WHAT IS BEING ASKED
Records follow. Select each line holding "this".

SOURCE RECORDS
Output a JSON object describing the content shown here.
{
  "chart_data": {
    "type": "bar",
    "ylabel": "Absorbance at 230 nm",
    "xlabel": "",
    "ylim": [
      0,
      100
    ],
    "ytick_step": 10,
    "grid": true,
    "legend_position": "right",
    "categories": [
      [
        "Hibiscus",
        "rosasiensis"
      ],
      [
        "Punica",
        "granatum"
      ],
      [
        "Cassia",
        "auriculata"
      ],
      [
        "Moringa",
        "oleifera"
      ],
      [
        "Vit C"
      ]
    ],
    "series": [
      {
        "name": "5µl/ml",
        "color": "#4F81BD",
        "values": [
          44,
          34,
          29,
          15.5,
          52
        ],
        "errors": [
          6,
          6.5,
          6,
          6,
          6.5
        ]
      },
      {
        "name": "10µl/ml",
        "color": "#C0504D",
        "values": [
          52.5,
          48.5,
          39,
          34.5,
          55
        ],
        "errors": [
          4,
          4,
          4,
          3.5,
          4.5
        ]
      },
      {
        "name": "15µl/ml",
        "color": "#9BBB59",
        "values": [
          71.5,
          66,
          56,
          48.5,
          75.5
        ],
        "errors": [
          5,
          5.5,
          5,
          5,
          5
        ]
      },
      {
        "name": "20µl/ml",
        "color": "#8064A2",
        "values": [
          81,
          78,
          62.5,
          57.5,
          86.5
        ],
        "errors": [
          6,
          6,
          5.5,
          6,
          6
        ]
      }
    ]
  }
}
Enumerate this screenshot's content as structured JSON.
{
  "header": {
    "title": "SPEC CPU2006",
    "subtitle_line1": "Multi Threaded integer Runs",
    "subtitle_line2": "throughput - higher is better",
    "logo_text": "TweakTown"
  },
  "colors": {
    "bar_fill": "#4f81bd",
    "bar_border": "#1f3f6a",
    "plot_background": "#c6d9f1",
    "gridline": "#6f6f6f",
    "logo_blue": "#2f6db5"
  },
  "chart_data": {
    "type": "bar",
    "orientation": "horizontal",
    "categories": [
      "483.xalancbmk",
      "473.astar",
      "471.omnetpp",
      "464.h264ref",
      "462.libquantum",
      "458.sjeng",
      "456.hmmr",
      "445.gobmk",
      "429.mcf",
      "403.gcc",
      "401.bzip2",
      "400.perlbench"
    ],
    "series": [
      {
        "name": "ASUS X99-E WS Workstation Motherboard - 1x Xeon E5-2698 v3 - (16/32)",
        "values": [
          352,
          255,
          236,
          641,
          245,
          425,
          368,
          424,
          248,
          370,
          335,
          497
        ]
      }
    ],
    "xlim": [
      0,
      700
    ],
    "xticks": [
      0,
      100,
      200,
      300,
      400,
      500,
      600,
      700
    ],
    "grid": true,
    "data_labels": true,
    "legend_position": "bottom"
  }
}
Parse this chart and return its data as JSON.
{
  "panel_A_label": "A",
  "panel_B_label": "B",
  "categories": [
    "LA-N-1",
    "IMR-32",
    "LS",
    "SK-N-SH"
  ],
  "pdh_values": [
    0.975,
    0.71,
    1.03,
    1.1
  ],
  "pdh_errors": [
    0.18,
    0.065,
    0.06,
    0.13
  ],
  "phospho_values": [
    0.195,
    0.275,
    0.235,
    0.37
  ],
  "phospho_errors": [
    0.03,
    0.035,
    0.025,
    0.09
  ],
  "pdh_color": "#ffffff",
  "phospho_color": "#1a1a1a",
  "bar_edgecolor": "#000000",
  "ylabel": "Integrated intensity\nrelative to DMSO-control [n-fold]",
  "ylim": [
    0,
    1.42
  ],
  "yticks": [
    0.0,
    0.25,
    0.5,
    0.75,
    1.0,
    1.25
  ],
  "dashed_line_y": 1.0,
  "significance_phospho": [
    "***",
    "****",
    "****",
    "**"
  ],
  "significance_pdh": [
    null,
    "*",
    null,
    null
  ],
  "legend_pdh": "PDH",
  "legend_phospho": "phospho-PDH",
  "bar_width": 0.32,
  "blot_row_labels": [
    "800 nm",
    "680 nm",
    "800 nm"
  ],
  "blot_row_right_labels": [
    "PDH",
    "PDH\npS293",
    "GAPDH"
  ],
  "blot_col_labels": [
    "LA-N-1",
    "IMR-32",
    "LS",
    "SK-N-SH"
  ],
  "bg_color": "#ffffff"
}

SOLUTION
Enumerate this screenshot's content as structured JSON.
Parse this chart and return its data as JSON.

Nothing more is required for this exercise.